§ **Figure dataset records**
· · · · · · ·
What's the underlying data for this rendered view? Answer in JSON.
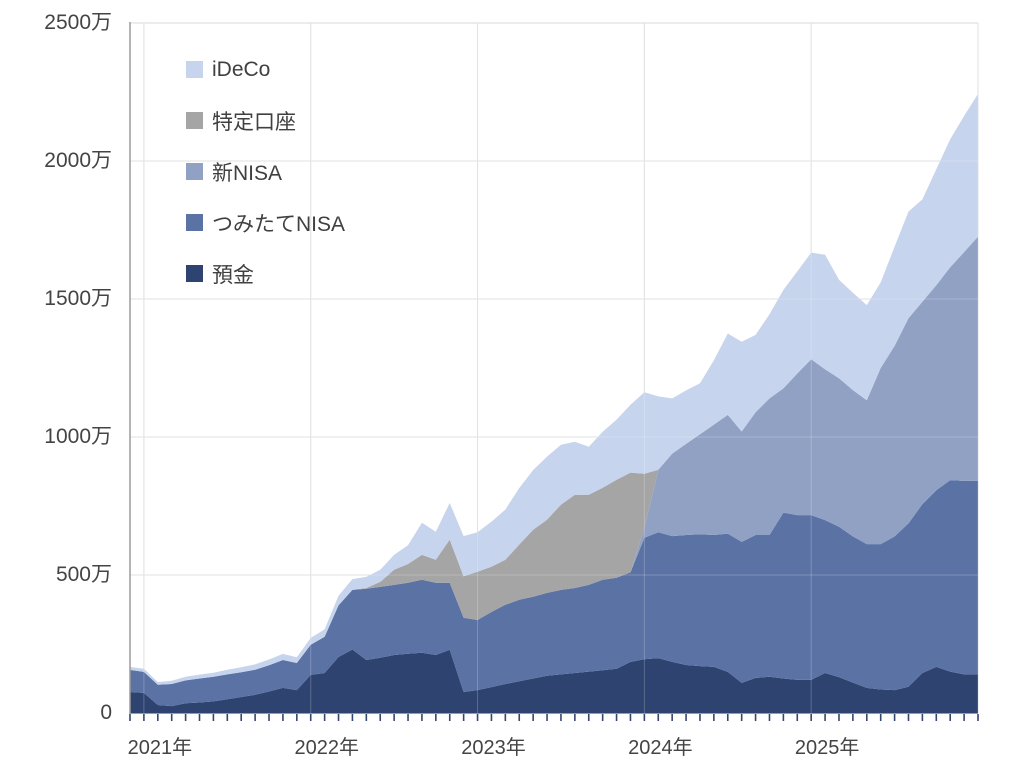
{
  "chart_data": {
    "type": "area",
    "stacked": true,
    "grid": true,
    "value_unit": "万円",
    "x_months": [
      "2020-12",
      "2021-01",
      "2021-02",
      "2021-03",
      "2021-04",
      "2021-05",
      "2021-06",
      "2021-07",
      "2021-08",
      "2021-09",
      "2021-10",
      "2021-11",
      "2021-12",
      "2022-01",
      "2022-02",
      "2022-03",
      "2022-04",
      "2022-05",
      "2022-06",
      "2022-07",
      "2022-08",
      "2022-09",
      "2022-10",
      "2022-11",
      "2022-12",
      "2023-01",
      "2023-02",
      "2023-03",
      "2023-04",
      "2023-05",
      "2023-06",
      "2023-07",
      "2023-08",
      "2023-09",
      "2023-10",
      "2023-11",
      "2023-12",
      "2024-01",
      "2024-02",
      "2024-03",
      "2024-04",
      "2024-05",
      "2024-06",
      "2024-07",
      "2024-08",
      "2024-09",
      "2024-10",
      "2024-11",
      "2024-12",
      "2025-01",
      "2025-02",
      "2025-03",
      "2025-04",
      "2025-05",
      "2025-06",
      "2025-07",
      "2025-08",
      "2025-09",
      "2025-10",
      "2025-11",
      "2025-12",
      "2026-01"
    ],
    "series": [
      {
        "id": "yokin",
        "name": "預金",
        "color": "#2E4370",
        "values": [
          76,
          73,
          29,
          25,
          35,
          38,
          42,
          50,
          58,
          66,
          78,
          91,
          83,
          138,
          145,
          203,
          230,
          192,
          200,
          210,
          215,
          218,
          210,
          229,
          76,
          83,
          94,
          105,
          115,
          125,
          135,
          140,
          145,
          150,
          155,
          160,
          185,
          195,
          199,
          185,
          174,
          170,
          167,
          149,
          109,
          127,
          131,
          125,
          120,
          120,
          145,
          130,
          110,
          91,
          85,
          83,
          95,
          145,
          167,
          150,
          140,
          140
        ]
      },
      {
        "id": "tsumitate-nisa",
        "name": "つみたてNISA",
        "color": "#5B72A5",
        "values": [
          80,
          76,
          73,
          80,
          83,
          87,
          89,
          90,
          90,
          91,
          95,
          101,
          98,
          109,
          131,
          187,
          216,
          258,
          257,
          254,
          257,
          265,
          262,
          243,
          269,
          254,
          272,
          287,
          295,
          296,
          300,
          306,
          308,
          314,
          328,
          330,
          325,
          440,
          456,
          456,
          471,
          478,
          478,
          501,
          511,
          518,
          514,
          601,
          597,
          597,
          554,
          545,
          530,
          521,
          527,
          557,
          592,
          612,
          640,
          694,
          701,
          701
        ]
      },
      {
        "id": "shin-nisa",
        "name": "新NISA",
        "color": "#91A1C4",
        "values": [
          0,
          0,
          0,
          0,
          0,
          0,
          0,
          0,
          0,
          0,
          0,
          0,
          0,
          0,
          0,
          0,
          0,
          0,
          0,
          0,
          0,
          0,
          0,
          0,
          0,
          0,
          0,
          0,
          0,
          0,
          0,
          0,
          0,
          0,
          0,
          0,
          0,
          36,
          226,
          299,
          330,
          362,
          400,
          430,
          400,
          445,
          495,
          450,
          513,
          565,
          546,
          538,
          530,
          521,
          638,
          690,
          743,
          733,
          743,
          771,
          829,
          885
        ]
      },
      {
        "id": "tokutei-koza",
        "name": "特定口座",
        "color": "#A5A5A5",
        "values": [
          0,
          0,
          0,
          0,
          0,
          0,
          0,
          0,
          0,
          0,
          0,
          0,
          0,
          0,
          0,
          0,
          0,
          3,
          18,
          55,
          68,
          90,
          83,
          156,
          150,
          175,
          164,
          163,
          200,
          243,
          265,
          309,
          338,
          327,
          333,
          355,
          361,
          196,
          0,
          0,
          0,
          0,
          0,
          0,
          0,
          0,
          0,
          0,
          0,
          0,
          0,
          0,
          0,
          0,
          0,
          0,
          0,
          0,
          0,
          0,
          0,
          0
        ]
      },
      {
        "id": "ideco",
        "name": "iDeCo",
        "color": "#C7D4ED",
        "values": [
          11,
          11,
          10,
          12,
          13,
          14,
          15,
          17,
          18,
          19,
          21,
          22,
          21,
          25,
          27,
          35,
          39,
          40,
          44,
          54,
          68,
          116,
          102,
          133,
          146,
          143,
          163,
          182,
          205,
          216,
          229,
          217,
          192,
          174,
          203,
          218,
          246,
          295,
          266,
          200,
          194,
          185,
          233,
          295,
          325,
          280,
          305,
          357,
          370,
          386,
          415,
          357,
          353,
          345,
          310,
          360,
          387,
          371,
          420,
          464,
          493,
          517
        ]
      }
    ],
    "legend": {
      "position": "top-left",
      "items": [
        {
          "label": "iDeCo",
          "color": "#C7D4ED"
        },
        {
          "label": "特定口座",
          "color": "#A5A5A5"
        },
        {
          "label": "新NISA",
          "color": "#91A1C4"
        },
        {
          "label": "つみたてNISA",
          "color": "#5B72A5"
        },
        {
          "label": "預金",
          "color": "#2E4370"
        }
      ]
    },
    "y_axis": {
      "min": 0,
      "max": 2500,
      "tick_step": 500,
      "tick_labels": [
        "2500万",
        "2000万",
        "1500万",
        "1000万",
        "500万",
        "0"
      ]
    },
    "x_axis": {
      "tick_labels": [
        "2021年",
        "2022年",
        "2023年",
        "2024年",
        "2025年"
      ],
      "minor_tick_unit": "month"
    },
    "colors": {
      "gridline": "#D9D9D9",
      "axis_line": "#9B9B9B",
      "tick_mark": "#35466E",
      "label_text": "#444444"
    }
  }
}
· · · · · · ·
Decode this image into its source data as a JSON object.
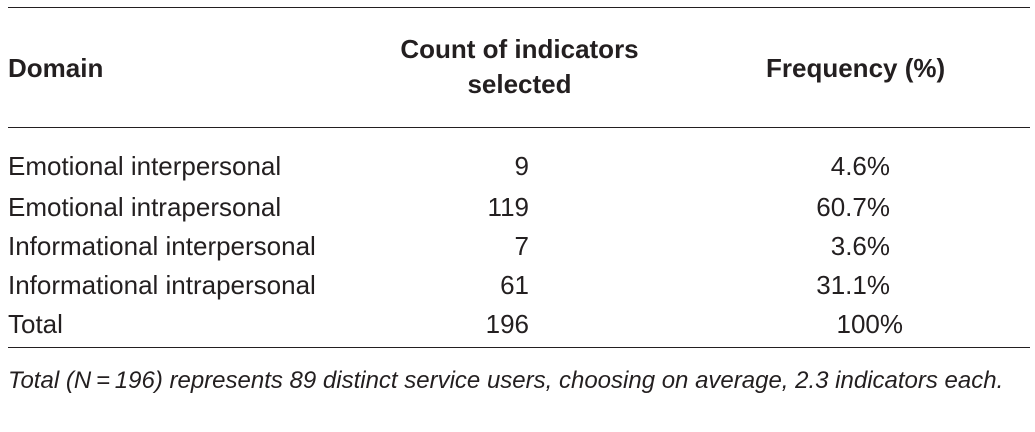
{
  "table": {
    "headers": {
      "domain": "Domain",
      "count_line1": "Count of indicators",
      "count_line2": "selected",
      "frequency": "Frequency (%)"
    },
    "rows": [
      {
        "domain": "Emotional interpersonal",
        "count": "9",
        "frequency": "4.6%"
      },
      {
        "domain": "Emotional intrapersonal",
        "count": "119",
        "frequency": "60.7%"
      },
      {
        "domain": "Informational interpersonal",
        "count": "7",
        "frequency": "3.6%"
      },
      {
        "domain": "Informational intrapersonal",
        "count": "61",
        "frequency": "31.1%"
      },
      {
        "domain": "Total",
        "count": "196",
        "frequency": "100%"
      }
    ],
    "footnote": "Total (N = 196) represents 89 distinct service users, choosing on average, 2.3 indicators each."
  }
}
· · · · · · ·
§ **Aim of the exercise**
Examine the records and report how many lines contain the string "domain". Only the number should be given.

§ **Reply to the exercise**
6